What to do:
Find the lines with "footer" in them and copy them out.

Dataset entries:
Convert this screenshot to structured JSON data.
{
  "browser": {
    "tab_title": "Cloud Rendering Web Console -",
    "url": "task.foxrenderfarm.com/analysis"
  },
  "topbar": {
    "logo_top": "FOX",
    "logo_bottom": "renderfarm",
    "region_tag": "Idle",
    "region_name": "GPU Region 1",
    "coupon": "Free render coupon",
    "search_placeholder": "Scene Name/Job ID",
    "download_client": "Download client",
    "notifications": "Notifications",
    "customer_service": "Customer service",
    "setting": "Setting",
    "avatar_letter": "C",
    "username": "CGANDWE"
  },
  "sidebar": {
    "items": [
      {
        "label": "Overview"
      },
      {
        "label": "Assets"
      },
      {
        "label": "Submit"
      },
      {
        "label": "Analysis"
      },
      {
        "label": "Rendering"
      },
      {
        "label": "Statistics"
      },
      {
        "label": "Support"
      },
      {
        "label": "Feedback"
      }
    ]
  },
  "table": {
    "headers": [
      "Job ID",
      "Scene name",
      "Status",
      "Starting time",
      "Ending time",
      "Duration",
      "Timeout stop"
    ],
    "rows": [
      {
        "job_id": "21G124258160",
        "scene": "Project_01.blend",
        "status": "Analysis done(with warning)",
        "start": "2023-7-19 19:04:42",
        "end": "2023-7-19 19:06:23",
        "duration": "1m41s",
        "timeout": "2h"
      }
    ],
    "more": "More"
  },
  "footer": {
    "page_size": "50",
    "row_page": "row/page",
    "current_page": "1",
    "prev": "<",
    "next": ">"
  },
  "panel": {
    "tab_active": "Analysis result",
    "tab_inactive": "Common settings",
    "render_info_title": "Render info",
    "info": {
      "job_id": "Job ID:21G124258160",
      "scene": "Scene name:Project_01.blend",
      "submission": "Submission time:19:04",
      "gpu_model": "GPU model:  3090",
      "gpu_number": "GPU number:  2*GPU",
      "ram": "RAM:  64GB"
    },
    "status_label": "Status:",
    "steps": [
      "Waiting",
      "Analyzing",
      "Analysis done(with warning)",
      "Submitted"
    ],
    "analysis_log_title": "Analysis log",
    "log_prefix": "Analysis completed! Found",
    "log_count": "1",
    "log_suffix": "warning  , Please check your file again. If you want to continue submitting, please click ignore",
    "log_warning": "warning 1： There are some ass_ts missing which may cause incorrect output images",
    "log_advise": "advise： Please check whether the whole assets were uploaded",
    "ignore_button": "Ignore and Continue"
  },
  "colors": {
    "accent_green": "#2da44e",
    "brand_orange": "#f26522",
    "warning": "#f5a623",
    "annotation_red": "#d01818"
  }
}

==

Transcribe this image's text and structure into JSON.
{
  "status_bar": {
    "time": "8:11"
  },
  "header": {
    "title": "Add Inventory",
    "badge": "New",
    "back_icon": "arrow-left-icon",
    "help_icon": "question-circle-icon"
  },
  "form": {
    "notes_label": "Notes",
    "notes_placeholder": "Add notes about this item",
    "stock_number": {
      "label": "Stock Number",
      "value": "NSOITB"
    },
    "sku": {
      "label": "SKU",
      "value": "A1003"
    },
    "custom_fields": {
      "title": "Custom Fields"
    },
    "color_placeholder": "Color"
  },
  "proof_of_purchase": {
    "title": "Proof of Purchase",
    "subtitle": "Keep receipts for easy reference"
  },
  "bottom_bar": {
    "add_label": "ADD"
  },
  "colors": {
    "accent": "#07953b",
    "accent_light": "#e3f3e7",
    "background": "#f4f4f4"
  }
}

...

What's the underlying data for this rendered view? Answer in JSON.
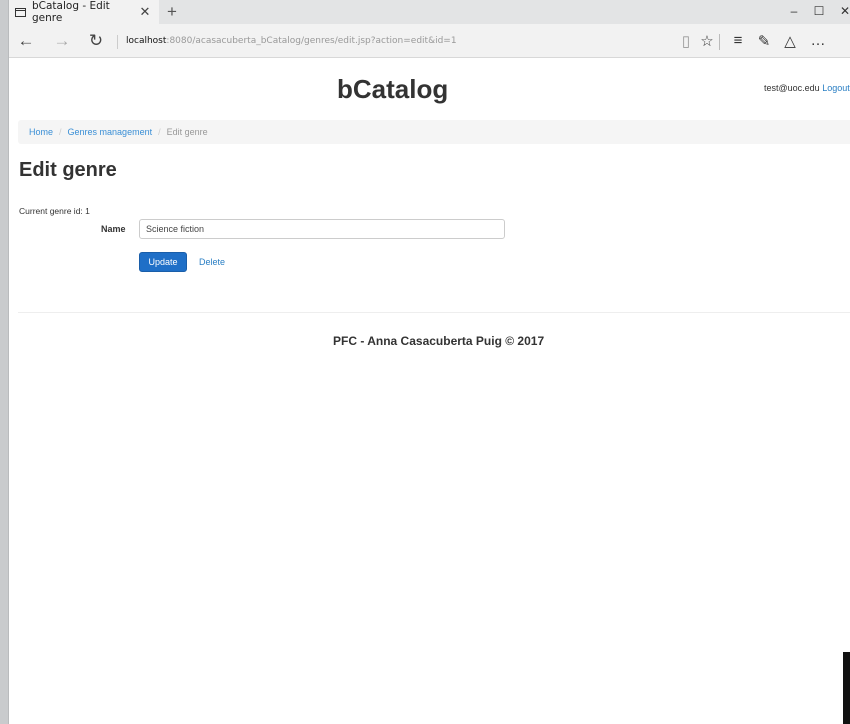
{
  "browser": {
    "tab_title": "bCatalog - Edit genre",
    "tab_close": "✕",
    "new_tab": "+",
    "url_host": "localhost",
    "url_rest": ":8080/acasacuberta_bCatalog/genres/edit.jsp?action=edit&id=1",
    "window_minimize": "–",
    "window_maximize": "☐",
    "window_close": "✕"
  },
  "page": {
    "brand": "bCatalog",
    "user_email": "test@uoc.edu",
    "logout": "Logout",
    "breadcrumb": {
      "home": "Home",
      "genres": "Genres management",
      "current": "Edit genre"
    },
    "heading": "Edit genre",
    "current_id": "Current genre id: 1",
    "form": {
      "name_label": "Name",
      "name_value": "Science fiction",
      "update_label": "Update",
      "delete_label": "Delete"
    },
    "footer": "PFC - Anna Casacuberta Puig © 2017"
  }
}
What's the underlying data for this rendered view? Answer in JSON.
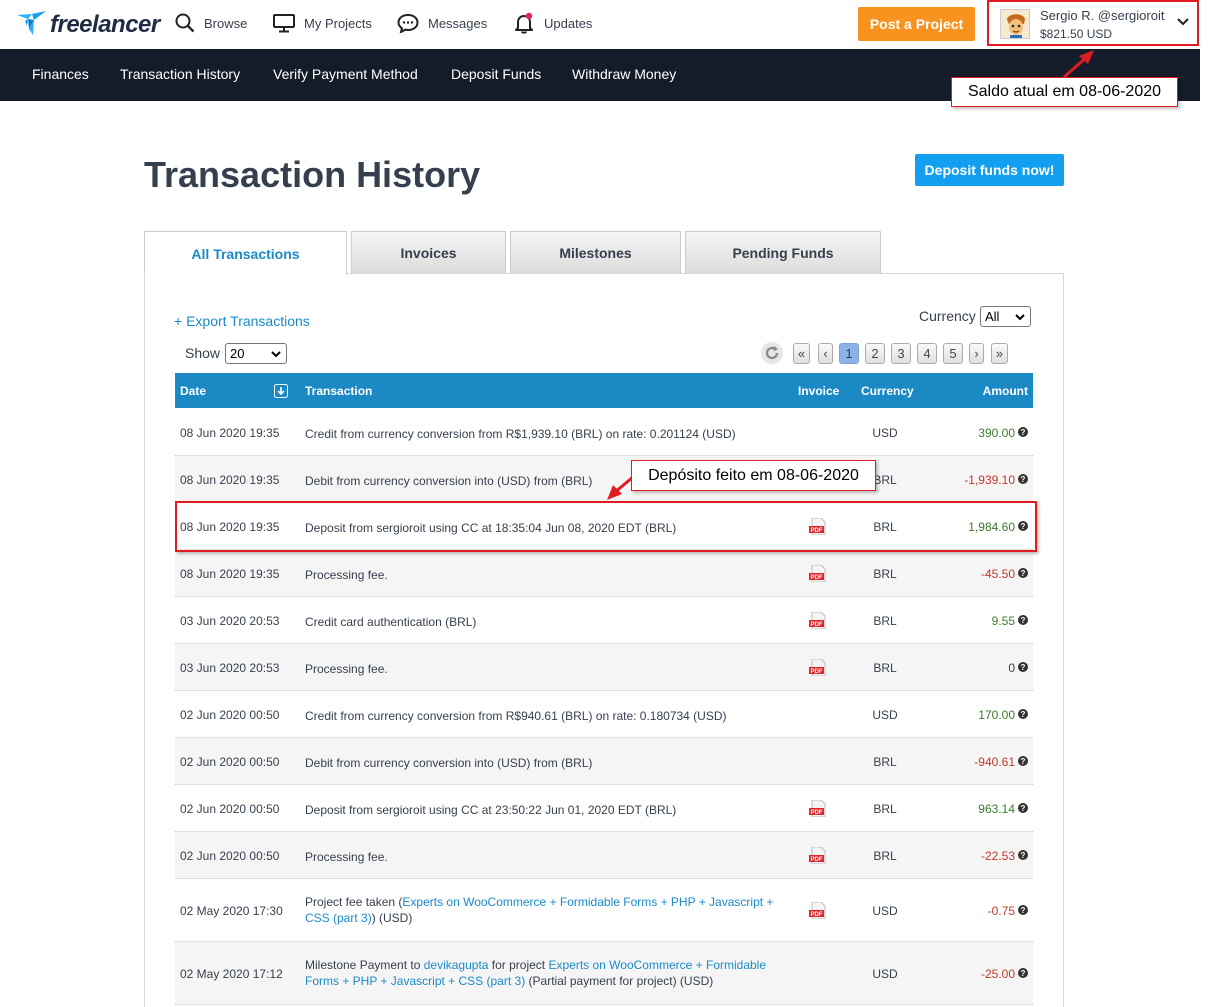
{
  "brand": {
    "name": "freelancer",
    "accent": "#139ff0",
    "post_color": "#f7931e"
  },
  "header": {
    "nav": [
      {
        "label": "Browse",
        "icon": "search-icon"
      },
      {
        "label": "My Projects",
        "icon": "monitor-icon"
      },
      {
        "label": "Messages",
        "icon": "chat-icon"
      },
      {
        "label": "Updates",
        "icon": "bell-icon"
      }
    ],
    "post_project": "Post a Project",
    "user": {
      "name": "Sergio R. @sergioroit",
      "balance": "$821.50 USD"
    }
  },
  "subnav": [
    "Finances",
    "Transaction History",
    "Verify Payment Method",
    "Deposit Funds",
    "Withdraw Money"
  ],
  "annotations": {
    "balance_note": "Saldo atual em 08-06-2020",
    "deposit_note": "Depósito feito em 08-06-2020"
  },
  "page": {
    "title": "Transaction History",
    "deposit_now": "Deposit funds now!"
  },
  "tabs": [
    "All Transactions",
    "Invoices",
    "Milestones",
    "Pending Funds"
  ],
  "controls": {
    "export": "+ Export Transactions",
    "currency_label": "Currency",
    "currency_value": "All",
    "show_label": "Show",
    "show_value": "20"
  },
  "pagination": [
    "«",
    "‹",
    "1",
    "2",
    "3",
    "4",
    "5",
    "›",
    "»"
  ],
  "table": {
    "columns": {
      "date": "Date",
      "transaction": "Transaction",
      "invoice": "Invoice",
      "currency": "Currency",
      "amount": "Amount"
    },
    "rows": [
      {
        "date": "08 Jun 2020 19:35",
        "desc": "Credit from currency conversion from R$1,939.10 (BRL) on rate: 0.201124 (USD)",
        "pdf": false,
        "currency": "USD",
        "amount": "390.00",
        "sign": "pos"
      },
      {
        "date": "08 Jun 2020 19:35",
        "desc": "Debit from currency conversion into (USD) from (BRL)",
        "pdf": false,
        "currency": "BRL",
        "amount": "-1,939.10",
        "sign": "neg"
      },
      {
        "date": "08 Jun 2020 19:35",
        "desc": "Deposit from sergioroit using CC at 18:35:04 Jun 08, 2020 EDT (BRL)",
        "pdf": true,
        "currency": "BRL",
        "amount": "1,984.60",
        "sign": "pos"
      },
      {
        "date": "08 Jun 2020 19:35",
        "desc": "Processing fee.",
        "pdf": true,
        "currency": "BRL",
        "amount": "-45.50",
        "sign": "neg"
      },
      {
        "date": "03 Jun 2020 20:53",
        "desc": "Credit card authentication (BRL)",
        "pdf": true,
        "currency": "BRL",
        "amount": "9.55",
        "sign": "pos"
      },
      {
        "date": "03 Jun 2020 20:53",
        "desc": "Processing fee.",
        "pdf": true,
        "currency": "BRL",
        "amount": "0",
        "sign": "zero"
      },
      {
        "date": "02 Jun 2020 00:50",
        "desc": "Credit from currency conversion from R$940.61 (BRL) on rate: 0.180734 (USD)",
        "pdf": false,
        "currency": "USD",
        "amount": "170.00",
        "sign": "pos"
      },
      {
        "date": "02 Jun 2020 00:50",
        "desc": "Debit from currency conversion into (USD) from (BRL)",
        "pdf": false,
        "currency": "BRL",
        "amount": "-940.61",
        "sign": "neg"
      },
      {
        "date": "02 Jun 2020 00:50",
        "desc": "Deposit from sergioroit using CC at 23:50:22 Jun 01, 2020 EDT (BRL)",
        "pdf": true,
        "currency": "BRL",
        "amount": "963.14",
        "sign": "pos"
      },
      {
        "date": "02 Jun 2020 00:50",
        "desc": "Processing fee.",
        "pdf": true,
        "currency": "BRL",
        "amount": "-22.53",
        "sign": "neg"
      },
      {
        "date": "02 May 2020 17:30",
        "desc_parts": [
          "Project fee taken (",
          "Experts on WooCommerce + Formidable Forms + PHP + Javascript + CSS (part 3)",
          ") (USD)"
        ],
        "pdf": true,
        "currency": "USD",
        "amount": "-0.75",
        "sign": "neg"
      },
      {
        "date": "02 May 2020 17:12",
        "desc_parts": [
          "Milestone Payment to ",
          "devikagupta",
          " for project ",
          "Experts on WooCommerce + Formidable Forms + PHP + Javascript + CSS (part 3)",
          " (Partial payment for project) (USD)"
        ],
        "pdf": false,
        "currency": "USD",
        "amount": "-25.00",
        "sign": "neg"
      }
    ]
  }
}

Answer for this exercise:
  "footer": {
    "footer": "PFC - Anna Casacuberta Puig © 2017"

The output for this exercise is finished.